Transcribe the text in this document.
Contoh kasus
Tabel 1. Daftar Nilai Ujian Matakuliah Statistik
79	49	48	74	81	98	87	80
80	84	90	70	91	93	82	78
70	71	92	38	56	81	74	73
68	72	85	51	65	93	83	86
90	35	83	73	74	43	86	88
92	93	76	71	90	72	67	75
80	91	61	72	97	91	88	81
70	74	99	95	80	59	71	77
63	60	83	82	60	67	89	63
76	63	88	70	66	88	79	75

━━━━━━━━━━━━━━━━━━━━

**EXERCISE TASK:**
Please reproduce each record precisely as written.

**RESULT OF THE EXERCISE:**
Transcribe the text in this document.
Contoh kasus
Tabel 1. Daftar Nilai Ujian Matakuliah Statistik
79	49	48	74	81	98	87	80
80	84	90	70	91	93	82	78
70	71	92	38	56	81	74	73
68	72	85	51	65	93	83	86
90	35	83	73	74	43	86	88
92	93	76	71	90	72	67	75
80	91	61	72	97	91	88	81
70	74	99	95	80	59	71	77
63	60	83	82	60	67	89	63
76	63	88	70	66	88	79	75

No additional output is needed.